### DATASET EXCERPTS ###

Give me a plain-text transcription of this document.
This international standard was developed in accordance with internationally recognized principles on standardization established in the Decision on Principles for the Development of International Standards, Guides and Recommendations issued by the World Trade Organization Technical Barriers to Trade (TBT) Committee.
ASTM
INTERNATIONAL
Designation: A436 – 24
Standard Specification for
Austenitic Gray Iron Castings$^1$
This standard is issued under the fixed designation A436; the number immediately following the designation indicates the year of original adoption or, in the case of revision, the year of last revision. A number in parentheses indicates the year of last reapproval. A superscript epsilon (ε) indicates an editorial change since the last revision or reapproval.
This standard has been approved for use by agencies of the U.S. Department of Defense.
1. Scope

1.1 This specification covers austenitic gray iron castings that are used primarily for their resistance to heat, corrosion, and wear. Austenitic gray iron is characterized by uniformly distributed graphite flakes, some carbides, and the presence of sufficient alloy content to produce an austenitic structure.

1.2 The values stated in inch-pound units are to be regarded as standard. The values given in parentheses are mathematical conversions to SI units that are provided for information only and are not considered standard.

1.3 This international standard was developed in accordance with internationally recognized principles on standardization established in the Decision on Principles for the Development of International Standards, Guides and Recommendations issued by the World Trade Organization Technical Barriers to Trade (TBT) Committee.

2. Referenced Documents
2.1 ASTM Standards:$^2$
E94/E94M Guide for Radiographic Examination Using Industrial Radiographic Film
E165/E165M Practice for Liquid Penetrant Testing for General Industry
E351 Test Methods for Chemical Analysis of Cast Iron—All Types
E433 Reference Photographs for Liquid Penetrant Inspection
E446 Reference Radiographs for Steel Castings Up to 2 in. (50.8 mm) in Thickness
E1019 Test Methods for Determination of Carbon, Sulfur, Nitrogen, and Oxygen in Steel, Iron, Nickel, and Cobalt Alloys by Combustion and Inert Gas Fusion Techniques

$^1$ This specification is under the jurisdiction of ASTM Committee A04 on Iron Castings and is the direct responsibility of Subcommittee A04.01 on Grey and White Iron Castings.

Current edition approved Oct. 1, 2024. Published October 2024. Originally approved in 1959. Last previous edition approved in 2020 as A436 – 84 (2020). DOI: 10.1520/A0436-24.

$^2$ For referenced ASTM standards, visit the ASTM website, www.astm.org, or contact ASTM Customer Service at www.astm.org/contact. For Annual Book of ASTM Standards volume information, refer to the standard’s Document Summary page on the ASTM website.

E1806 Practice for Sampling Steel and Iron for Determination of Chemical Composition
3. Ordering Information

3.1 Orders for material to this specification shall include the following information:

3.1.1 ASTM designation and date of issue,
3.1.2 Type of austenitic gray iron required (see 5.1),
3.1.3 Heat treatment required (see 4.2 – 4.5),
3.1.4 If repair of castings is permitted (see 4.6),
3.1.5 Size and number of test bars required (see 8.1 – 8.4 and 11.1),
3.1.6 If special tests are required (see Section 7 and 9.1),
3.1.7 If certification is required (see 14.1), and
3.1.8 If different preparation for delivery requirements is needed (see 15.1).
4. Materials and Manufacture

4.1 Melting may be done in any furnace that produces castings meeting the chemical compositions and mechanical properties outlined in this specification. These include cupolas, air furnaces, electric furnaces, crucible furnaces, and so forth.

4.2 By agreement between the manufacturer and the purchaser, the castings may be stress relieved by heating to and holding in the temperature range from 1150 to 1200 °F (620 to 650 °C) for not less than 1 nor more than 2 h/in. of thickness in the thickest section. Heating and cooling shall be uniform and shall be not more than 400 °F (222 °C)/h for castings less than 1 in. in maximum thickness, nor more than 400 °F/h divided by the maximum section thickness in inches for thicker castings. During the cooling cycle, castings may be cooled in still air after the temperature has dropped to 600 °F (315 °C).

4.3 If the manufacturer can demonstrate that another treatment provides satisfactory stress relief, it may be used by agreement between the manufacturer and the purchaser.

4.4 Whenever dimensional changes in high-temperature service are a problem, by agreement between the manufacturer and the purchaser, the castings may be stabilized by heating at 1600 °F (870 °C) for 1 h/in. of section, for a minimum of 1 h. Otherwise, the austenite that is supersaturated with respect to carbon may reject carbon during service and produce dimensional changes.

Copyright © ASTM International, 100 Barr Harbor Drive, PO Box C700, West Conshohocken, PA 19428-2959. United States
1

###

▸ SET PROBLEM
From the data above, copy each line where the string "Steel" appears.

▸ THE SOLUTION
E446 Reference Radiographs for Steel Castings Up to 2 in. (50.8 mm) in Thickness
E1019 Test Methods for Determination of Carbon, Sulfur, Nitrogen, and Oxygen in Steel, Iron, Nickel, and Cobalt Alloys by Combustion and Inert Gas Fusion Techniques
E1806 Practice for Sampling Steel and Iron for Determination of Chemical Composition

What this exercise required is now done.